# What you should do:
Transcribe verbatim every line from the line containing "What's the underlying" to the end of the entries, including both endpoints. Output nothing beyond those lines.

# Provided material:

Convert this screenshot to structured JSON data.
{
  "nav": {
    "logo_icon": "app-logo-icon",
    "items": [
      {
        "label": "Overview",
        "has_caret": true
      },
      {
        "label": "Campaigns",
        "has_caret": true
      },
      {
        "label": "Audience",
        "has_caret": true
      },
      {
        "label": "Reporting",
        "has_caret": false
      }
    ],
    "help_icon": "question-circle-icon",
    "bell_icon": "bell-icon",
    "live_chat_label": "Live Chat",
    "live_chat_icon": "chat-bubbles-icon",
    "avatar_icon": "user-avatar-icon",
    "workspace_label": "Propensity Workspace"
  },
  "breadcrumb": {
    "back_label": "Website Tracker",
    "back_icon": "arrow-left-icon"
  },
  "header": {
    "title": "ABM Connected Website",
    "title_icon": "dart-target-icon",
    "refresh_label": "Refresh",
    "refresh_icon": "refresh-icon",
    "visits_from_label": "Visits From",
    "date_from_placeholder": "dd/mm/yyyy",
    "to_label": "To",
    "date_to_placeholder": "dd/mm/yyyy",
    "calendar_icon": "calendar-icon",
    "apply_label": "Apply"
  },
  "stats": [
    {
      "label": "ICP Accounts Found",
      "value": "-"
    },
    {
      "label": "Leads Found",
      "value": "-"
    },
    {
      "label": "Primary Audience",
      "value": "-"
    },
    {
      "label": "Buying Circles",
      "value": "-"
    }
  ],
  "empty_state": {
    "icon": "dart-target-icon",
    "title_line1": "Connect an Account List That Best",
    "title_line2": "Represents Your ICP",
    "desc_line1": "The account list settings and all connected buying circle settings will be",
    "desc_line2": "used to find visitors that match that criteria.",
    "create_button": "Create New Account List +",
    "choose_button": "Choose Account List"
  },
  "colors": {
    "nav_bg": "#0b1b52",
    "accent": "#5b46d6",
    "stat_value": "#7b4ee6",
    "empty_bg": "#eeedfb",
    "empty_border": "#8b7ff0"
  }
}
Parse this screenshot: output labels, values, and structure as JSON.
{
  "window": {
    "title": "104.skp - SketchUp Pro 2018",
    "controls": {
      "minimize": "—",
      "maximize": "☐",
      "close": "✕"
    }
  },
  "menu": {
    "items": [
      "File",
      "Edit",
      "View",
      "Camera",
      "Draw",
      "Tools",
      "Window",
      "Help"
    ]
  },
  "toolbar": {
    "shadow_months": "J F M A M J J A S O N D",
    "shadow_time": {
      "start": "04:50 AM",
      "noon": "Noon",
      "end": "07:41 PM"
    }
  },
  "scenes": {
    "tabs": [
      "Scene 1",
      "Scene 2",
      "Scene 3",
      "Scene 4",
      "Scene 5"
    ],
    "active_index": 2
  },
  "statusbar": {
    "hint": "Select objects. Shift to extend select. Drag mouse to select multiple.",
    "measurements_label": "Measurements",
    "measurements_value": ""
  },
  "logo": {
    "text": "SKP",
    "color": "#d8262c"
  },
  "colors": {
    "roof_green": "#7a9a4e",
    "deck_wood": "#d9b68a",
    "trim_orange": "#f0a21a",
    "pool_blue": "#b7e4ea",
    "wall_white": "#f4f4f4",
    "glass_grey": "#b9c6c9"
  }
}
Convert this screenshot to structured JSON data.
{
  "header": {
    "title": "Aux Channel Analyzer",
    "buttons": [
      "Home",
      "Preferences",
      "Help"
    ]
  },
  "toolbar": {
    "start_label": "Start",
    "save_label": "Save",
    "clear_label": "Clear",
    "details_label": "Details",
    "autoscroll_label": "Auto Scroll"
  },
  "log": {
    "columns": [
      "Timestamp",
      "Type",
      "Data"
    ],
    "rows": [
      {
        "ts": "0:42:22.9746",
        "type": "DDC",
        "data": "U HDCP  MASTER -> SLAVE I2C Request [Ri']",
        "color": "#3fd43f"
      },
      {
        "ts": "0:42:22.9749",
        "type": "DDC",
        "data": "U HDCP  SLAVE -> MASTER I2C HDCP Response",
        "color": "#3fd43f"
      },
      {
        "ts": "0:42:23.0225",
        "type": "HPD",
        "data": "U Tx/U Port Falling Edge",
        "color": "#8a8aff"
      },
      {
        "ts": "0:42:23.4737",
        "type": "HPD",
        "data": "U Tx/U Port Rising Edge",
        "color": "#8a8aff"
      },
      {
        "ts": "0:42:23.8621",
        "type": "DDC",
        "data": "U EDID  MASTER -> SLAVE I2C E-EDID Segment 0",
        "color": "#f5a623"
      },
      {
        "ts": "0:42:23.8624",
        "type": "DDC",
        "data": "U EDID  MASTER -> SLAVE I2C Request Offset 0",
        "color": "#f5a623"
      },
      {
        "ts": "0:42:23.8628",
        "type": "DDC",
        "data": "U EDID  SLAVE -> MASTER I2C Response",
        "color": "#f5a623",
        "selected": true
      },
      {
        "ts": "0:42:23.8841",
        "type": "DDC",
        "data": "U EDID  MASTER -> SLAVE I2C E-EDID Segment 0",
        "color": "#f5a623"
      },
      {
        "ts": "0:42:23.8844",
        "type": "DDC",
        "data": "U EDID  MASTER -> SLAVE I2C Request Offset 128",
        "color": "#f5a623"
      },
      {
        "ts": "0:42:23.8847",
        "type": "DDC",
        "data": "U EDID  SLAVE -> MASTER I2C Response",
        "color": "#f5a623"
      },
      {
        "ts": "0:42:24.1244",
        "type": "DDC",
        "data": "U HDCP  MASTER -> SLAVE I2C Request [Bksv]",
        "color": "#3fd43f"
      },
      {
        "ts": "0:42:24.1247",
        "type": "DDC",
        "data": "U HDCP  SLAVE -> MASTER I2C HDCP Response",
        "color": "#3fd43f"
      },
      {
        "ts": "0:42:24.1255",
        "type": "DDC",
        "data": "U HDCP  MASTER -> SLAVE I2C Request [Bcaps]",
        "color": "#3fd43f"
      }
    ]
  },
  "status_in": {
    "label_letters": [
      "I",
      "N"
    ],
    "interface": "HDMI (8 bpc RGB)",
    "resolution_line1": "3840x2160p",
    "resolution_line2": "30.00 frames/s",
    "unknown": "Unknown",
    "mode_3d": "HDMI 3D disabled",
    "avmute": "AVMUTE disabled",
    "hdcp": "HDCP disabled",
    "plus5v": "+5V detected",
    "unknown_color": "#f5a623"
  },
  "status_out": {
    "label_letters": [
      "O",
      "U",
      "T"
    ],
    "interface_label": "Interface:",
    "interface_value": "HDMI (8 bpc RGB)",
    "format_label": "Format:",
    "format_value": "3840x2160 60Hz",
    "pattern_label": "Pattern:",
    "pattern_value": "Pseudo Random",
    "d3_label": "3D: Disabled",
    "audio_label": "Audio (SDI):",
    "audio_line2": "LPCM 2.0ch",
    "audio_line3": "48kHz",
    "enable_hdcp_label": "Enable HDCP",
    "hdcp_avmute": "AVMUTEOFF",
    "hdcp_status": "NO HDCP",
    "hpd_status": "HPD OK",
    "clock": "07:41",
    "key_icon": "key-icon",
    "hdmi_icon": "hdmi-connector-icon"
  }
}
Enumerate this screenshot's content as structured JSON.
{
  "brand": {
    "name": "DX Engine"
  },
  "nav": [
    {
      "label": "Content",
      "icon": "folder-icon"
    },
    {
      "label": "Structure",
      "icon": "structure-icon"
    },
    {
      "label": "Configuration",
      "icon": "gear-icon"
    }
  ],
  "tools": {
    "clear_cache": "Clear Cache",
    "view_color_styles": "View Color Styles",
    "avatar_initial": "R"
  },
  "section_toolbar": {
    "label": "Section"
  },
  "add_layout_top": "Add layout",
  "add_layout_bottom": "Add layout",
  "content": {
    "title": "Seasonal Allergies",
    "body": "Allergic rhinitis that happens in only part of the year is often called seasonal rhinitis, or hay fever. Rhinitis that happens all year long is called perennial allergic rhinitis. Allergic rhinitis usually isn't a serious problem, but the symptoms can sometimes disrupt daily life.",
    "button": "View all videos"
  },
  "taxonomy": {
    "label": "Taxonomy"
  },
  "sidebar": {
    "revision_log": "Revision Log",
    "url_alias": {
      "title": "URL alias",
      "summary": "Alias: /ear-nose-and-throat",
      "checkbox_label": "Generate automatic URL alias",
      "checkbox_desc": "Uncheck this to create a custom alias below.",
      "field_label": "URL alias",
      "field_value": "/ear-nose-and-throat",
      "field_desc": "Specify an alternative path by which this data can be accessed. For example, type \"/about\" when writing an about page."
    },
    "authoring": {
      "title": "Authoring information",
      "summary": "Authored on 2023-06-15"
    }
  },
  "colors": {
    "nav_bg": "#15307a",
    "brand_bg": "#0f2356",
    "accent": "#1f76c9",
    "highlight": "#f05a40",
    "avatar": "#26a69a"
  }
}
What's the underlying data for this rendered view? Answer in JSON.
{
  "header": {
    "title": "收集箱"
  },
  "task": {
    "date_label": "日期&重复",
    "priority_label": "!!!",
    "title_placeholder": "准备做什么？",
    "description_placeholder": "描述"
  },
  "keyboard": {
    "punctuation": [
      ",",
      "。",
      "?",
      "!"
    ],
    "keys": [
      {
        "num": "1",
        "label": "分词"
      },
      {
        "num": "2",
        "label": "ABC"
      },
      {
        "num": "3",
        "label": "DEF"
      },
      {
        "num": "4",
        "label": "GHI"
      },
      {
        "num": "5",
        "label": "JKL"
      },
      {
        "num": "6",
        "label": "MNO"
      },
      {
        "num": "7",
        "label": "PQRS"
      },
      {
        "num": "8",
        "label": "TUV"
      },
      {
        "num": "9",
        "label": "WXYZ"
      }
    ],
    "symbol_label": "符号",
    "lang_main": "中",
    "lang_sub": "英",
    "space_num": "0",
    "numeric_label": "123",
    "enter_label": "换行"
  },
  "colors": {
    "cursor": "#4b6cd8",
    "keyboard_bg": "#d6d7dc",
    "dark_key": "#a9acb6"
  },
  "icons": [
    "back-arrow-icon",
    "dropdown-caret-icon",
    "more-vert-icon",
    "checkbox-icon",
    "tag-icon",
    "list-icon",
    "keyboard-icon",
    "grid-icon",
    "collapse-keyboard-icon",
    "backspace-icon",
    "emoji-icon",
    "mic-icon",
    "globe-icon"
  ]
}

# The output:
What's the underlying data for this rendered view? Answer in JSON.
{
  "header": {
    "title": "收集箱"
  },
  "task": {
    "date_label": "日期&重复",
    "priority_label": "!!!",
    "title_placeholder": "准备做什么？",
    "description_placeholder": "描述"
  },
  "keyboard": {
    "punctuation": [
      ",",
      "。",
      "?",
      "!"
    ],
    "keys": [
      {
        "num": "1",
        "label": "分词"
      },
      {
        "num": "2",
        "label": "ABC"
      },
      {
        "num": "3",
        "label": "DEF"
      },
      {
        "num": "4",
        "label": "GHI"
      },
      {
        "num": "5",
        "label": "JKL"
      },
      {
        "num": "6",
        "label": "MNO"
      },
      {
        "num": "7",
        "label": "PQRS"
      },
      {
        "num": "8",
        "label": "TUV"
      },
      {
        "num": "9",
        "label": "WXYZ"
      }
    ],
    "symbol_label": "符号",
    "lang_main": "中",
    "lang_sub": "英",
    "space_num": "0",
    "numeric_label": "123",
    "enter_label": "换行"
  },
  "colors": {
    "cursor": "#4b6cd8",
    "keyboard_bg": "#d6d7dc",
    "dark_key": "#a9acb6"
  },
  "icons": [
    "back-arrow-icon",
    "dropdown-caret-icon",
    "more-vert-icon",
    "checkbox-icon",
    "tag-icon",
    "list-icon",
    "keyboard-icon",
    "grid-icon",
    "collapse-keyboard-icon",
    "backspace-icon",
    "emoji-icon",
    "mic-icon",
    "globe-icon"
  ]
}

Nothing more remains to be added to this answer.